#### [THE DATA]
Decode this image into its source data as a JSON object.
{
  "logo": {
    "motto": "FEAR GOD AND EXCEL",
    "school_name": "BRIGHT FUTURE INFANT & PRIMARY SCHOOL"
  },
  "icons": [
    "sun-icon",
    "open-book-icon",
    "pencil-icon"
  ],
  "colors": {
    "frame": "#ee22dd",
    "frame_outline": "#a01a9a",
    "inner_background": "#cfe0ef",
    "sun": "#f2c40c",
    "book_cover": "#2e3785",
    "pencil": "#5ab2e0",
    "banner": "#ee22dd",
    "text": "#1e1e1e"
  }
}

#### [WORK INSTRUCTIONS]
Print the material once more, exactly.

#### [THE REPLY]
Decode this image into its source data as a JSON object.
{
  "logo": {
    "motto": "FEAR GOD AND EXCEL",
    "school_name": "BRIGHT FUTURE INFANT & PRIMARY SCHOOL"
  },
  "icons": [
    "sun-icon",
    "open-book-icon",
    "pencil-icon"
  ],
  "colors": {
    "frame": "#ee22dd",
    "frame_outline": "#a01a9a",
    "inner_background": "#cfe0ef",
    "sun": "#f2c40c",
    "book_cover": "#2e3785",
    "pencil": "#5ab2e0",
    "banner": "#ee22dd",
    "text": "#1e1e1e"
  }
}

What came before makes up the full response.